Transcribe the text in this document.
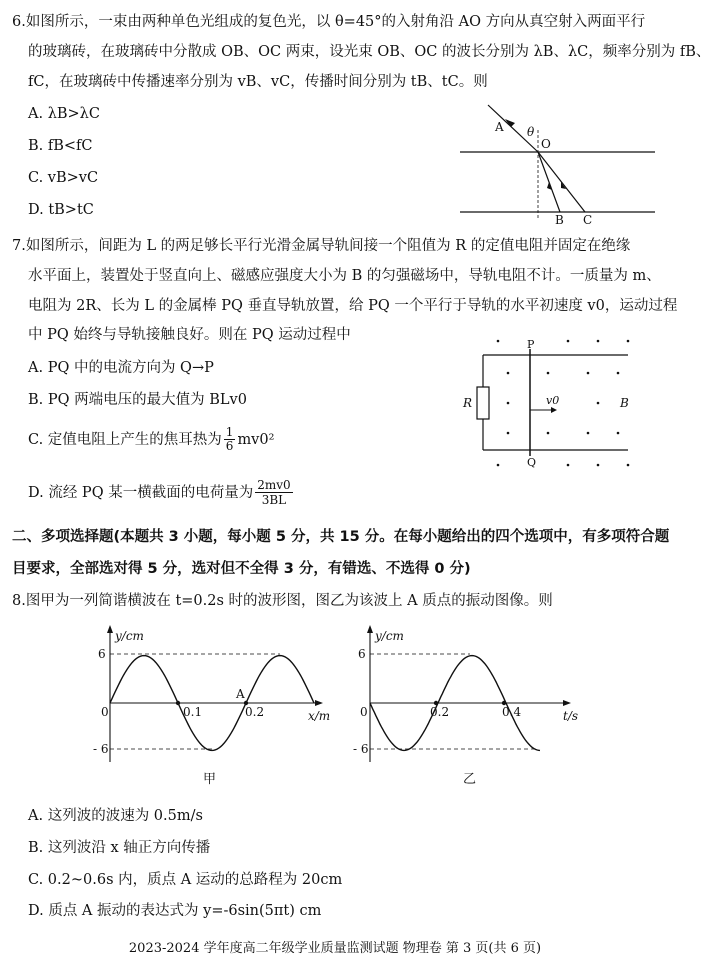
6.如图所示，一束由两种单色光组成的复色光，以 θ=45°的入射角沿 AO 方向从真空射入两面平行
的玻璃砖，在玻璃砖中分散成 OB、OC 两束，设光束 OB、OC 的波长分别为 λB、λC，频率分别为 fB、
fC，在玻璃砖中传播速率分别为 vB、vC，传播时间分别为 tB、tC。则
A. λB>λC
B. fB<fC
C. vB>vC
D. tB>tC
A θ
O
B C
7.如图所示，间距为 L 的两足够长平行光滑金属导轨间接一个阻值为 R 的定值电阻并固定在绝缘
水平面上，装置处于竖直向上、磁感应强度大小为 B 的匀强磁场中，导轨电阻不计。一质量为 m、
电阻为 2R、长为 L 的金属棒 PQ 垂直导轨放置，给 PQ 一个平行于导轨的水平初速度 v0，运动过程
中 PQ 始终与导轨接触良好。则在 PQ 运动过程中
A. PQ 中的电流方向为 Q→P
B. PQ 两端电压的最大值为 BLv0
C. 定值电阻上产生的焦耳热为 $\frac{1}{6} mv0^2$
D. 流经 PQ 某一横截面的电荷量为 $\frac{2mv0}{3BL}$
P
Q
R	v0	B
二、多项选择题(本题共 3 小题，每小题 5 分，共 15 分。在每小题给出的四个选项中，有多项符合题
目要求，全部选对得 5 分，选对但不全得 3 分，有错选、不选得 0 分)
8.图甲为一列简谐横波在 t=0.2s 时的波形图，图乙为该波上 A 质点的振动图像。则
y/cm
x/m
6
- 6
0	0.1	0.2
A
甲
y/cm
t/s
6
- 6
0	0.2	0.4
乙
A. 这列波的波速为 0.5m/s
B. 这列波沿 x 轴正方向传播
C. 0.2~0.6s 内，质点 A 运动的总路程为 20cm
D. 质点 A 振动的表达式为 y=-6sin(5πt) cm
2023-2024 学年度高二年级学业质量监测试题 物理卷 第 3 页(共 6 页)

-=-=-

With the pictures left out, transcribe the material exactly.

■ **WRITTEN REPLY**:
Transcribe the text in this document.
6.如图所示，一束由两种单色光组成的复色光，以 θ=45°的入射角沿 AO 方向从真空射入两面平行
的玻璃砖，在玻璃砖中分散成 OB、OC 两束，设光束 OB、OC 的波长分别为 λB、λC，频率分别为 fB、
fC，在玻璃砖中传播速率分别为 vB、vC，传播时间分别为 tB、tC。则
A. λB>λC
B. fB<fC
C. vB>vC
D. tB>tC
A θ
O
B C
7.如图所示，间距为 L 的两足够长平行光滑金属导轨间接一个阻值为 R 的定值电阻并固定在绝缘
水平面上，装置处于竖直向上、磁感应强度大小为 B 的匀强磁场中，导轨电阻不计。一质量为 m、
电阻为 2R、长为 L 的金属棒 PQ 垂直导轨放置，给 PQ 一个平行于导轨的水平初速度 v0，运动过程
中 PQ 始终与导轨接触良好。则在 PQ 运动过程中
A. PQ 中的电流方向为 Q→P
B. PQ 两端电压的最大值为 BLv0
C. 定值电阻上产生的焦耳热为 $\frac{1}{6} mv0^2$
D. 流经 PQ 某一横截面的电荷量为 $\frac{2mv0}{3BL}$
P
Q
R	v0	B
二、多项选择题(本题共 3 小题，每小题 5 分，共 15 分。在每小题给出的四个选项中，有多项符合题
目要求，全部选对得 5 分，选对但不全得 3 分，有错选、不选得 0 分)
8.图甲为一列简谐横波在 t=0.2s 时的波形图，图乙为该波上 A 质点的振动图像。则
y/cm
x/m
6
- 6
0	0.1	0.2
A
甲
y/cm
t/s
6
- 6
0	0.2	0.4
乙
A. 这列波的波速为 0.5m/s
B. 这列波沿 x 轴正方向传播
C. 0.2~0.6s 内，质点 A 运动的总路程为 20cm
D. 质点 A 振动的表达式为 y=-6sin(5πt) cm
2023-2024 学年度高二年级学业质量监测试题 物理卷 第 3 页(共 6 页)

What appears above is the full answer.